- **YOUR OBJECTIVE**: Find the lines holding the string "this" in the data, then copy all of them.
* start LISTING *
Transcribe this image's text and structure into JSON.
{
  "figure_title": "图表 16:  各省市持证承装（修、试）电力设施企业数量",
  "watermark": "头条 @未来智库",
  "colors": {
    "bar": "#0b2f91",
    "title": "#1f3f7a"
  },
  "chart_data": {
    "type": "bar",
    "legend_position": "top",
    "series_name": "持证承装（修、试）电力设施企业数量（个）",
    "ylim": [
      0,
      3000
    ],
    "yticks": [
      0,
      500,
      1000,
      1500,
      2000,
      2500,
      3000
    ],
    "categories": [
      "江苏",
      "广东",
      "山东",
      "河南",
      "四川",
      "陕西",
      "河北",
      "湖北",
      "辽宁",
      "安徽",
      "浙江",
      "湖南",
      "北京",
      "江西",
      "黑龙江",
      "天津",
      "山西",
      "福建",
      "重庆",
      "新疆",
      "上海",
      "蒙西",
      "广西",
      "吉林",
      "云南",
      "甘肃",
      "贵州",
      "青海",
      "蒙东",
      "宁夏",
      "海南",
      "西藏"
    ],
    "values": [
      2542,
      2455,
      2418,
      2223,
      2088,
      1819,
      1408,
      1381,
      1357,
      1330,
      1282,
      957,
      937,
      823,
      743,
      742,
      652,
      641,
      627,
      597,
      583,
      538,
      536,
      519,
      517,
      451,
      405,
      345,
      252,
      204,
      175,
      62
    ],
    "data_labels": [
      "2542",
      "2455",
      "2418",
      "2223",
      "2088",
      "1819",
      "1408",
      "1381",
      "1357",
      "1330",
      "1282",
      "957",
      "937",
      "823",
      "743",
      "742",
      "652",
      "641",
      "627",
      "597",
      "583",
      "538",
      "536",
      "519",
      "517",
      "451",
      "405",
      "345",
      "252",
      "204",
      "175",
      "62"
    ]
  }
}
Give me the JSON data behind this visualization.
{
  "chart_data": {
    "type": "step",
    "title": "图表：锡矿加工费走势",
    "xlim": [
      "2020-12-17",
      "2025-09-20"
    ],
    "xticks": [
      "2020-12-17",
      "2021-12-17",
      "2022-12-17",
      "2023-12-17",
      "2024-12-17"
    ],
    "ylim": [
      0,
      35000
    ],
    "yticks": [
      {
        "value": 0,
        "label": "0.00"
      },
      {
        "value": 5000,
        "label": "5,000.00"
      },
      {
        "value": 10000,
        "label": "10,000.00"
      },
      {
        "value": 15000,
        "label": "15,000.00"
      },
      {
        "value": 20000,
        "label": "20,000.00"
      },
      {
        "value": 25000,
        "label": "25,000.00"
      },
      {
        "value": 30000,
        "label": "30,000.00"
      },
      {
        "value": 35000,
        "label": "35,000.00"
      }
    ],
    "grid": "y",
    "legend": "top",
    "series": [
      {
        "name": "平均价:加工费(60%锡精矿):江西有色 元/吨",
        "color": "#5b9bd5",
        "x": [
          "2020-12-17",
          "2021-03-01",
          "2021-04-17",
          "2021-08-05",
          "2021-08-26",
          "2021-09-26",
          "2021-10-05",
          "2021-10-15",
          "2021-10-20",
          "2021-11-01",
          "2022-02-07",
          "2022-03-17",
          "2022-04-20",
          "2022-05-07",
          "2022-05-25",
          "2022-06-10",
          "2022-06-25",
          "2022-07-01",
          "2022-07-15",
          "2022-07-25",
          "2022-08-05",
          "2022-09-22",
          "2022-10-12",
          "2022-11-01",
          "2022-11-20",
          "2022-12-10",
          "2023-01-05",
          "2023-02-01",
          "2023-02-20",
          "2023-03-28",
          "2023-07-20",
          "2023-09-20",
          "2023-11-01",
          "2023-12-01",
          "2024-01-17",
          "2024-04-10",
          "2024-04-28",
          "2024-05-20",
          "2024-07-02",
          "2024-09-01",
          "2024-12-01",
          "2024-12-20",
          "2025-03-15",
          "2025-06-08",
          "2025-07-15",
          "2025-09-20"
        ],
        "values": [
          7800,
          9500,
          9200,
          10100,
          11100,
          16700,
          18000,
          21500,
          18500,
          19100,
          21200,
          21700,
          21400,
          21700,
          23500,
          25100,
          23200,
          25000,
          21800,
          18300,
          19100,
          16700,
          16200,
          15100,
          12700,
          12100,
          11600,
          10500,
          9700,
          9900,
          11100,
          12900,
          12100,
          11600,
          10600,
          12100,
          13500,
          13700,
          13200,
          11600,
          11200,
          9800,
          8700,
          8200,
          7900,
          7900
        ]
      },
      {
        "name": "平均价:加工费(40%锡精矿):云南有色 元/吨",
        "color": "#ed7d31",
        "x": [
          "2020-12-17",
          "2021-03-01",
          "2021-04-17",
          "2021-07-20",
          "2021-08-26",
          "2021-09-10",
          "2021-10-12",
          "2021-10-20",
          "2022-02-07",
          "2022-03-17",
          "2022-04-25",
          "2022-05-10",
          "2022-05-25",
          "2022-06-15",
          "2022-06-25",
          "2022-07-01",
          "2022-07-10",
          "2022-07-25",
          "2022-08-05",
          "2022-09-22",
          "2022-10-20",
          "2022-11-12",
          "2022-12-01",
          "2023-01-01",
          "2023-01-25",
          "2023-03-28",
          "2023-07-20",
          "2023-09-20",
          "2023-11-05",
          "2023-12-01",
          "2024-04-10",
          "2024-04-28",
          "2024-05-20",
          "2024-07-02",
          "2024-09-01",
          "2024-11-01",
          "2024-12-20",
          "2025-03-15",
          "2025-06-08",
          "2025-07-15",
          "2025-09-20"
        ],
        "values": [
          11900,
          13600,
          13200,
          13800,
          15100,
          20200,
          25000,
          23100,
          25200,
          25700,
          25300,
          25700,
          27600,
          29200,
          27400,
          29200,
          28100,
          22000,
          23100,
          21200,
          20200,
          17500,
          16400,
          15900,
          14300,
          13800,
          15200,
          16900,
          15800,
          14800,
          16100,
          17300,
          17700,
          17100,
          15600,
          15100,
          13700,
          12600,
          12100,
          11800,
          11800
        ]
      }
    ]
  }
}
* end LISTING *
- **FINISHED EXERCISE**:
Transcribe this image's text and structure into JSON.
Give me the JSON data behind this visualization.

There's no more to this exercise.